HB21-1097 Establish Behavioral Health Administration – Sponsored by Representatives M. Young & R. Pelton and Senators R. Fields & B. Gardner

The bill addresses multiple recommendations from the Colorado behavioral health task force (task force), created in 2019, related to the creation of a Behavioral Health Administration (BHA). The BHA would be a single state agency to lead, promote, and administer the state’s behavioral health priorities.

The bill was introduced in response to the rising Colorado rates of depression and suicide.  Some 1,287 Coloradans lost their lives to suicide in 2019. This was not only an increase from the year before, it was also a higher number of suicides than has ever been recorded in the state.

The impacts of 2020, a year fraught with stress, job loss, fear, and isolation from the COVID-19 pandemic, are not yet known. But in the past year, the governor set up a task force to review the data, across Colorado’s counties and these bills are directly related to the effort to this effort to understand the state’s behavioral health crisis.

The rate of suicide in Colorado remained the same between 2018 and 2019, but the number of lives lost each year in the state has been slowly increasing since 2013.

The most recent data available from the Centers for Disease Control and Prevention (CDC) show that in 2018, Colorado had one of the 10 highest age-adjusted suicide death rates in the nation, at 21.9 deaths per 100,000 people. Higher-than-national rates of death by suicide have been a consistent trend in Colorado, along with other mountain states like Montana and Wyoming.

SUPPLIED INFORMATION
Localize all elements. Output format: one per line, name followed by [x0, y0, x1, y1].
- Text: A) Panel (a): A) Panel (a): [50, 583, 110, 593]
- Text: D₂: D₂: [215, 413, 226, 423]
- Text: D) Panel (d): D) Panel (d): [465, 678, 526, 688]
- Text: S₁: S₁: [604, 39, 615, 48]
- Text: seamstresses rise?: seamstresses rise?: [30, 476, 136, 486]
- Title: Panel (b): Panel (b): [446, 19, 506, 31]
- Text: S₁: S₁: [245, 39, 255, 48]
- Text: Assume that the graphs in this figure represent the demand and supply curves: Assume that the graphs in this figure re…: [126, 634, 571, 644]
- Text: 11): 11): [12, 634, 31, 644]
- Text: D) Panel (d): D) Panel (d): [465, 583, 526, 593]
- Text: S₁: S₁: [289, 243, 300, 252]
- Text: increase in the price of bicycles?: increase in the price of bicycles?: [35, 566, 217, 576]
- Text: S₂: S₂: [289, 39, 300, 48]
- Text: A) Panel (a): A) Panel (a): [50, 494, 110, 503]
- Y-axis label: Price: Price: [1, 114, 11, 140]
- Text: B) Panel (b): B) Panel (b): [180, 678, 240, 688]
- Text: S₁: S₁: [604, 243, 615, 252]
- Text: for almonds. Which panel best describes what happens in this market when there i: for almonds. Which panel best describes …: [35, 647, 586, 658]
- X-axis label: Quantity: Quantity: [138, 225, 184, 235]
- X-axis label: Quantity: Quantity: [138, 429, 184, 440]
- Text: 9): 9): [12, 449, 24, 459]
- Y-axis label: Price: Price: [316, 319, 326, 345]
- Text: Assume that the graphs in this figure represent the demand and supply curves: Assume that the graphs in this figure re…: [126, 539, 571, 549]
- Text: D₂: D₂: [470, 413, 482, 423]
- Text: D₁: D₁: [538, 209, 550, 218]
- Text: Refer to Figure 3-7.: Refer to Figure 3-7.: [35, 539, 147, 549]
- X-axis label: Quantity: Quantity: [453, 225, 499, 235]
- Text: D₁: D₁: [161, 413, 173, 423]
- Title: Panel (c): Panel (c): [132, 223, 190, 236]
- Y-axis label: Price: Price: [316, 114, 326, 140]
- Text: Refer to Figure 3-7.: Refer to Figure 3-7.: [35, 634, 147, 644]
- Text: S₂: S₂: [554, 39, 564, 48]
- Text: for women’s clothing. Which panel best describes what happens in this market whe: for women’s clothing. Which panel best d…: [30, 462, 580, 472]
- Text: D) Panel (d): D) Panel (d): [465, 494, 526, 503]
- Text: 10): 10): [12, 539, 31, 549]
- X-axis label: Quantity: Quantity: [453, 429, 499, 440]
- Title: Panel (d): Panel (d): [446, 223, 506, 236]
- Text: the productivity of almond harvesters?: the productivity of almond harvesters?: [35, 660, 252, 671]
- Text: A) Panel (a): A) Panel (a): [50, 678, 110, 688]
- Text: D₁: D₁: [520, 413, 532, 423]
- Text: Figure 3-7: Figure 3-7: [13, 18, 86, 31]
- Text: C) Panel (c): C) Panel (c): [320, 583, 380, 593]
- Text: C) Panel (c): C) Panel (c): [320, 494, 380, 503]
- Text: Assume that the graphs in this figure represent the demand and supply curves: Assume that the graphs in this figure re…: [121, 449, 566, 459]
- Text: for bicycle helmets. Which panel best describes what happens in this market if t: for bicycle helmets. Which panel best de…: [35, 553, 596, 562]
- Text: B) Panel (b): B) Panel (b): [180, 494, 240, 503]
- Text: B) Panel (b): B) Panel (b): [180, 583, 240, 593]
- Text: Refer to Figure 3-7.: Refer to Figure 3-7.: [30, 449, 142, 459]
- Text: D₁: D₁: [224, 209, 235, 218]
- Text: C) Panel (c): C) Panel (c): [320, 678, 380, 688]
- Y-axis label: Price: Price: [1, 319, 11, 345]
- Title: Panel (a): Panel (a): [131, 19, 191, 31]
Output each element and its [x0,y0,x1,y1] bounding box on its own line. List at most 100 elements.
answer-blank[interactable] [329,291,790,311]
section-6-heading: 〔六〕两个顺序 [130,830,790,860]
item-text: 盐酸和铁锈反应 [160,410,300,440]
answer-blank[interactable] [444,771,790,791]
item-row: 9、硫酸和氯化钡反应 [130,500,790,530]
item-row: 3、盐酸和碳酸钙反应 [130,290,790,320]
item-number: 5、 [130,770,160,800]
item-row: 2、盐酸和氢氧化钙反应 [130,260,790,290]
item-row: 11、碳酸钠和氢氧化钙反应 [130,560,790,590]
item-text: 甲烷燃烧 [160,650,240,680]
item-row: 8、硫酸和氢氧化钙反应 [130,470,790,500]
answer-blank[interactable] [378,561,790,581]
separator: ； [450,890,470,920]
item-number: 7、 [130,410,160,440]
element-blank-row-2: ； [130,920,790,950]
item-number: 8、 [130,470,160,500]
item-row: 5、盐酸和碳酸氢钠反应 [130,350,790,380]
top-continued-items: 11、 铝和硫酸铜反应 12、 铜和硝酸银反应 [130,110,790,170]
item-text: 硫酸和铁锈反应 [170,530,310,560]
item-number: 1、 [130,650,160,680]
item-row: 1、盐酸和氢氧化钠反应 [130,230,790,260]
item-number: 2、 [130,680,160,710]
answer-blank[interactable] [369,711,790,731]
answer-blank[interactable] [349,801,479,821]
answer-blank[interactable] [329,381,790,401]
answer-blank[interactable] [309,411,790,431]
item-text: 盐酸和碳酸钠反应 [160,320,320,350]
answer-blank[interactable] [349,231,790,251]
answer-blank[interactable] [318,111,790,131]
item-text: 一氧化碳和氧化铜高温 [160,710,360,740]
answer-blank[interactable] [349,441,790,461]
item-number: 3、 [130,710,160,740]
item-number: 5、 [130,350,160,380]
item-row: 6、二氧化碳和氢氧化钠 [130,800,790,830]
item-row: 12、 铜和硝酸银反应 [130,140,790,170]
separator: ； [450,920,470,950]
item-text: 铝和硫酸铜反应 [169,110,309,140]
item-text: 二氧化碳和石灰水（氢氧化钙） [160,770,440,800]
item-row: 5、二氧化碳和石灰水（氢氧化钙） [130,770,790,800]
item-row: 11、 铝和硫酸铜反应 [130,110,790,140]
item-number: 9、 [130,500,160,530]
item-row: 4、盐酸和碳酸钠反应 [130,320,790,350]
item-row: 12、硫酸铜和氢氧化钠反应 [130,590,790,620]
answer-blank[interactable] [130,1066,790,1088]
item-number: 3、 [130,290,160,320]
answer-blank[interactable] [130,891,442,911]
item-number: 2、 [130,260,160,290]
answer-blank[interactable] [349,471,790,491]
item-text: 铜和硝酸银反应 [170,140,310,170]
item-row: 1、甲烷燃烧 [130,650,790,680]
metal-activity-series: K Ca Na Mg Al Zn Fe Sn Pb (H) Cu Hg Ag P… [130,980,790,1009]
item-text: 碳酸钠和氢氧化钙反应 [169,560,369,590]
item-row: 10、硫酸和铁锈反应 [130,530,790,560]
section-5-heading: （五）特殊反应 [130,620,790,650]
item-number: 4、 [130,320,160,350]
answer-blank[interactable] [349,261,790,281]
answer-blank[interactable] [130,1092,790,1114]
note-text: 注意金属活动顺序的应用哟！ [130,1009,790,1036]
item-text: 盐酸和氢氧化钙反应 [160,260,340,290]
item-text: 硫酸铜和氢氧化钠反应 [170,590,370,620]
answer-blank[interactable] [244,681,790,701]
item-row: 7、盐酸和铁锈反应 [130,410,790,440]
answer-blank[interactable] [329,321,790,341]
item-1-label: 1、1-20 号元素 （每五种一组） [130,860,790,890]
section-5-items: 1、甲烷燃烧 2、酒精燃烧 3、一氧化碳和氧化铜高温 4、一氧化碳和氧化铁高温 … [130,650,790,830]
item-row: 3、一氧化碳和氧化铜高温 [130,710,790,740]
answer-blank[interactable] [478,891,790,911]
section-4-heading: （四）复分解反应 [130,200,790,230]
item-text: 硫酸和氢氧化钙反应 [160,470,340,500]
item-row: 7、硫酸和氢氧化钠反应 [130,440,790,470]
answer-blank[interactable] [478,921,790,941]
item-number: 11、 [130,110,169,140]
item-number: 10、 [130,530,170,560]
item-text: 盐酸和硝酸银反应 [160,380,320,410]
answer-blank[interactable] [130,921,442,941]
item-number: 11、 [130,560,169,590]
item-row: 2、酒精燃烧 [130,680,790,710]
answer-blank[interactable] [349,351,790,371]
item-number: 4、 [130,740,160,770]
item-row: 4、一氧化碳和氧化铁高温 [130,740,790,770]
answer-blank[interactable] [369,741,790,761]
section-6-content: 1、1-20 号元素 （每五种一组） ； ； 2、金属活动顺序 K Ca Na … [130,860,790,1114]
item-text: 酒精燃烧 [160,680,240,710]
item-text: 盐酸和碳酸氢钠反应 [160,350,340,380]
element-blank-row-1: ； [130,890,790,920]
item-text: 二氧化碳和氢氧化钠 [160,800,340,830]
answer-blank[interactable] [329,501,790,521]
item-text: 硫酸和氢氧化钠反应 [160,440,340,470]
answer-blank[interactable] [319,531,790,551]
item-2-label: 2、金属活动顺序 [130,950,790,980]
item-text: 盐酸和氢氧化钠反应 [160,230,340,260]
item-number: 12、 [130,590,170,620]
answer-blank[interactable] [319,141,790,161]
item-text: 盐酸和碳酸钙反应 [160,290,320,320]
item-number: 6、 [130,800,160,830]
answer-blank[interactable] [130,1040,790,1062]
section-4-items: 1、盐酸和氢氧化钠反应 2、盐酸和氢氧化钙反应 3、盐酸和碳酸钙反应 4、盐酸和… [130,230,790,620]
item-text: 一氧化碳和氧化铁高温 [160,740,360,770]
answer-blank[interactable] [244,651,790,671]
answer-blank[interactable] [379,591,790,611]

SET OF TASKS
1. Summarize the passage about HB21-1097 in two sentences.
2. In the passage about HB21-1097, what was Colorado's age-adjusted suicide death rate in 2018?
3. Carry the passage about HB21-1097 forward from its last sentence.
The items can be set aside entirely.

ANSWERS TO THE EXERCISES
1. The bill draws on recommendations from Colorado's behavioral health task force, created in 2019, and would create a Behavioral Health Administration as a single state agency to lead, promote, and administer the state's behavioral health priorities. It was introduced in response to rising rates of depression and suicide in Colorado, where 1,287 people died by suicide in 2019, the highest number ever recorded in the state, and where suicide rates have consistently been higher than national rates.

2. 21.9 deaths per 100,000 people.

3.
The bill requires the Department of Human Services (department) to submit a plan for the creation and establishment of the BHA on or before November 1, 2021, to the Joint Budget Committee and on or before January 30, 2022, to the department’s committees of reference. The bill outlines what the plan must, at a minimum, include. The essential duties of the BHA, once established, are set forth.

A timeline is described for the establishment of the BHA in the department and for a future determination of what state department, if different than the Department of Human Services, the BHA will exist.

HB21-1119 Suicide Prevention, Intervention, & Postvention – Sponsored by Representatives  J. Rich & L. Daugherty and Senators K. Donovan & D. Coram

The bill focuses on lowering the high Colorado suicide rate by enhancing care for persons affected by suicide and broadens Colorado’s focus to include suicide prevention, intervention, and postvention.

It includes education on suicide attempts and the after-effects of those actions on attempt survivors, their family, friends, health care providers, first and last responders, educators, and students in schools where a suicide or suicide attempt has occurred.